RECORDS SHOWN:
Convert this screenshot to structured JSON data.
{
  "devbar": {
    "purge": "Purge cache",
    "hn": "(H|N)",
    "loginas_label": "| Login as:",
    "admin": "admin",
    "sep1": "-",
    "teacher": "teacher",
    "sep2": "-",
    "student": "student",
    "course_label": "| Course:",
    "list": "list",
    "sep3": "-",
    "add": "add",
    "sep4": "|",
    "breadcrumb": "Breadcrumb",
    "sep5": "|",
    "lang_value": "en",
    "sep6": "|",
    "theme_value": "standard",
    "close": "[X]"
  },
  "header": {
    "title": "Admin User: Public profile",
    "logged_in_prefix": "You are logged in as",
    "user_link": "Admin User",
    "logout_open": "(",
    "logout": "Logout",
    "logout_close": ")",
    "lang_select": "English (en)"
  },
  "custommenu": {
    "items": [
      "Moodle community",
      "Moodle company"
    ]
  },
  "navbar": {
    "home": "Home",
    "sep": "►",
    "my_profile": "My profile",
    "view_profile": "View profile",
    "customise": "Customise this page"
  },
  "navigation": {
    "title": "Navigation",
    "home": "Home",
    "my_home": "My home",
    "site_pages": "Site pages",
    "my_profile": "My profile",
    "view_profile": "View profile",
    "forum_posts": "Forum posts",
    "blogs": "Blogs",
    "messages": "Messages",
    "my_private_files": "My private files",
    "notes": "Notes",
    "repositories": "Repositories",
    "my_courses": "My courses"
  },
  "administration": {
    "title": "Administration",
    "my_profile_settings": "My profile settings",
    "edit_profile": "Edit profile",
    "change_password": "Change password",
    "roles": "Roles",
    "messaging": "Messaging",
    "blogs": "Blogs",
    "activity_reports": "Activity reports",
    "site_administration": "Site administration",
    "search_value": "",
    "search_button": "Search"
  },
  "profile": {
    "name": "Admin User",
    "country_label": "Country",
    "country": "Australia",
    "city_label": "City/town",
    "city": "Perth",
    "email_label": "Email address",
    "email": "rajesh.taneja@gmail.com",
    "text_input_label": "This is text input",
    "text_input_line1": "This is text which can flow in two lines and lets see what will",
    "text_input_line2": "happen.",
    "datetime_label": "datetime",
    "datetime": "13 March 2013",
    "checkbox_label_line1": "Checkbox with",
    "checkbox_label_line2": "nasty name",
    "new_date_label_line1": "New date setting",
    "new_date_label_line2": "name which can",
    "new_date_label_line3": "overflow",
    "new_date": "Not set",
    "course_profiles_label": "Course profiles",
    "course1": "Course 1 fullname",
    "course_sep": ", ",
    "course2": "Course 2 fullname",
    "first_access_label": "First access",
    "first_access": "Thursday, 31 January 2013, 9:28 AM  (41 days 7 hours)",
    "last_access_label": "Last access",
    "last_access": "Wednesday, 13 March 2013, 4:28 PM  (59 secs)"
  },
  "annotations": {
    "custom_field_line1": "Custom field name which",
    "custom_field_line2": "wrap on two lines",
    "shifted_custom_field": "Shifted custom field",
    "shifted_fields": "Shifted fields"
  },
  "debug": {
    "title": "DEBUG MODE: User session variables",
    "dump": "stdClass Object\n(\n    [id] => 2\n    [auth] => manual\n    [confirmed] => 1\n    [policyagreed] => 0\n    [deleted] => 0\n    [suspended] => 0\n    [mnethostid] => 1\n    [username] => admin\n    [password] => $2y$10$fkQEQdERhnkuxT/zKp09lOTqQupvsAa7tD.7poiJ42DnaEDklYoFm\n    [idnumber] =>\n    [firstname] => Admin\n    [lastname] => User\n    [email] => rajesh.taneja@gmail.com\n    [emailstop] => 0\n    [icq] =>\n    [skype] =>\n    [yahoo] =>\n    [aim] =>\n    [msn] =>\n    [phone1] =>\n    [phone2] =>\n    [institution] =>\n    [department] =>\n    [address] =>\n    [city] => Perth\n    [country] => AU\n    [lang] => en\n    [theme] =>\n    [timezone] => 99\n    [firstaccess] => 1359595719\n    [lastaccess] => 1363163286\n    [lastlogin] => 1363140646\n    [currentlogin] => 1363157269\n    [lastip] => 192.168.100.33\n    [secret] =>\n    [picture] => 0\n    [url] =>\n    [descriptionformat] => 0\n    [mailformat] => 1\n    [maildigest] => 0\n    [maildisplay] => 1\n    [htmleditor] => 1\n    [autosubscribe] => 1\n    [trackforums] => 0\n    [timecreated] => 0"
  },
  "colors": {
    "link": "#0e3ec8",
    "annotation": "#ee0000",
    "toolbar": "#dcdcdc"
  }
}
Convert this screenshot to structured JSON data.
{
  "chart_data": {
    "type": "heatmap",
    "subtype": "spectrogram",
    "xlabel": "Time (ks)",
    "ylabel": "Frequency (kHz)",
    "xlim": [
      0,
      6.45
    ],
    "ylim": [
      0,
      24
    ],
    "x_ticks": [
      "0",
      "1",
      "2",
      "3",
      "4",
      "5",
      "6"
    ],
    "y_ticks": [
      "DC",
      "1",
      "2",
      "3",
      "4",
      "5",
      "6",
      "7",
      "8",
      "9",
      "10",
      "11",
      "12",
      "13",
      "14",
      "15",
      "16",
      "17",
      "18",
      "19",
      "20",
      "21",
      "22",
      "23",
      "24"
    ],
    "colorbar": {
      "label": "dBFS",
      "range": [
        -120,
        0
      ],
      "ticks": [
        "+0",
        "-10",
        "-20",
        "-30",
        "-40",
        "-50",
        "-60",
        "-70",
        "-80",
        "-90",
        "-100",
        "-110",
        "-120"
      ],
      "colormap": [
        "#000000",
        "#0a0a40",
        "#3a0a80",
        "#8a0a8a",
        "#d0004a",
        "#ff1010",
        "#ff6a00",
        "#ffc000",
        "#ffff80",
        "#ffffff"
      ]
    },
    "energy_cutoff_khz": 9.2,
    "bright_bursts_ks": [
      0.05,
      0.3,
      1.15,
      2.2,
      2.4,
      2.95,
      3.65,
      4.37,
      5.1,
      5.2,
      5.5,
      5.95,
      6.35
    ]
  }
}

REQUIREMENTS: Please output the entries above, every line exactly as it reads.

ANSWER TO THIS EXERCISE:
Convert this screenshot to structured JSON data.
{
  "devbar": {
    "purge": "Purge cache",
    "hn": "(H|N)",
    "loginas_label": "| Login as:",
    "admin": "admin",
    "sep1": "-",
    "teacher": "teacher",
    "sep2": "-",
    "student": "student",
    "course_label": "| Course:",
    "list": "list",
    "sep3": "-",
    "add": "add",
    "sep4": "|",
    "breadcrumb": "Breadcrumb",
    "sep5": "|",
    "lang_value": "en",
    "sep6": "|",
    "theme_value": "standard",
    "close": "[X]"
  },
  "header": {
    "title": "Admin User: Public profile",
    "logged_in_prefix": "You are logged in as",
    "user_link": "Admin User",
    "logout_open": "(",
    "logout": "Logout",
    "logout_close": ")",
    "lang_select": "English (en)"
  },
  "custommenu": {
    "items": [
      "Moodle community",
      "Moodle company"
    ]
  },
  "navbar": {
    "home": "Home",
    "sep": "►",
    "my_profile": "My profile",
    "view_profile": "View profile",
    "customise": "Customise this page"
  },
  "navigation": {
    "title": "Navigation",
    "home": "Home",
    "my_home": "My home",
    "site_pages": "Site pages",
    "my_profile": "My profile",
    "view_profile": "View profile",
    "forum_posts": "Forum posts",
    "blogs": "Blogs",
    "messages": "Messages",
    "my_private_files": "My private files",
    "notes": "Notes",
    "repositories": "Repositories",
    "my_courses": "My courses"
  },
  "administration": {
    "title": "Administration",
    "my_profile_settings": "My profile settings",
    "edit_profile": "Edit profile",
    "change_password": "Change password",
    "roles": "Roles",
    "messaging": "Messaging",
    "blogs": "Blogs",
    "activity_reports": "Activity reports",
    "site_administration": "Site administration",
    "search_value": "",
    "search_button": "Search"
  },
  "profile": {
    "name": "Admin User",
    "country_label": "Country",
    "country": "Australia",
    "city_label": "City/town",
    "city": "Perth",
    "email_label": "Email address",
    "email": "rajesh.taneja@gmail.com",
    "text_input_label": "This is text input",
    "text_input_line1": "This is text which can flow in two lines and lets see what will",
    "text_input_line2": "happen.",
    "datetime_label": "datetime",
    "datetime": "13 March 2013",
    "checkbox_label_line1": "Checkbox with",
    "checkbox_label_line2": "nasty name",
    "new_date_label_line1": "New date setting",
    "new_date_label_line2": "name which can",
    "new_date_label_line3": "overflow",
    "new_date": "Not set",
    "course_profiles_label": "Course profiles",
    "course1": "Course 1 fullname",
    "course_sep": ", ",
    "course2": "Course 2 fullname",
    "first_access_label": "First access",
    "first_access": "Thursday, 31 January 2013, 9:28 AM  (41 days 7 hours)",
    "last_access_label": "Last access",
    "last_access": "Wednesday, 13 March 2013, 4:28 PM  (59 secs)"
  },
  "annotations": {
    "custom_field_line1": "Custom field name which",
    "custom_field_line2": "wrap on two lines",
    "shifted_custom_field": "Shifted custom field",
    "shifted_fields": "Shifted fields"
  },
  "debug": {
    "title": "DEBUG MODE: User session variables",
    "dump": "stdClass Object\n(\n    [id] => 2\n    [auth] => manual\n    [confirmed] => 1\n    [policyagreed] => 0\n    [deleted] => 0\n    [suspended] => 0\n    [mnethostid] => 1\n    [username] => admin\n    [password] => $2y$10$fkQEQdERhnkuxT/zKp09lOTqQupvsAa7tD.7poiJ42DnaEDklYoFm\n    [idnumber] =>\n    [firstname] => Admin\n    [lastname] => User\n    [email] => rajesh.taneja@gmail.com\n    [emailstop] => 0\n    [icq] =>\n    [skype] =>\n    [yahoo] =>\n    [aim] =>\n    [msn] =>\n    [phone1] =>\n    [phone2] =>\n    [institution] =>\n    [department] =>\n    [address] =>\n    [city] => Perth\n    [country] => AU\n    [lang] => en\n    [theme] =>\n    [timezone] => 99\n    [firstaccess] => 1359595719\n    [lastaccess] => 1363163286\n    [lastlogin] => 1363140646\n    [currentlogin] => 1363157269\n    [lastip] => 192.168.100.33\n    [secret] =>\n    [picture] => 0\n    [url] =>\n    [descriptionformat] => 0\n    [mailformat] => 1\n    [maildigest] => 0\n    [maildisplay] => 1\n    [htmleditor] => 1\n    [autosubscribe] => 1\n    [trackforums] => 0\n    [timecreated] => 0"
  },
  "colors": {
    "link": "#0e3ec8",
    "annotation": "#ee0000",
    "toolbar": "#dcdcdc"
  }
}
Convert this screenshot to structured JSON data.
{
  "chart_data": {
    "type": "heatmap",
    "subtype": "spectrogram",
    "xlabel": "Time (ks)",
    "ylabel": "Frequency (kHz)",
    "xlim": [
      0,
      6.45
    ],
    "ylim": [
      0,
      24
    ],
    "x_ticks": [
      "0",
      "1",
      "2",
      "3",
      "4",
      "5",
      "6"
    ],
    "y_ticks": [
      "DC",
      "1",
      "2",
      "3",
      "4",
      "5",
      "6",
      "7",
      "8",
      "9",
      "10",
      "11",
      "12",
      "13",
      "14",
      "15",
      "16",
      "17",
      "18",
      "19",
      "20",
      "21",
      "22",
      "23",
      "24"
    ],
    "colorbar": {
      "label": "dBFS",
      "range": [
        -120,
        0
      ],
      "ticks": [
        "+0",
        "-10",
        "-20",
        "-30",
        "-40",
        "-50",
        "-60",
        "-70",
        "-80",
        "-90",
        "-100",
        "-110",
        "-120"
      ],
      "colormap": [
        "#000000",
        "#0a0a40",
        "#3a0a80",
        "#8a0a8a",
        "#d0004a",
        "#ff1010",
        "#ff6a00",
        "#ffc000",
        "#ffff80",
        "#ffffff"
      ]
    },
    "energy_cutoff_khz": 9.2,
    "bright_bursts_ks": [
      0.05,
      0.3,
      1.15,
      2.2,
      2.4,
      2.95,
      3.65,
      4.37,
      5.1,
      5.2,
      5.5,
      5.95,
      6.35
    ]
  }
}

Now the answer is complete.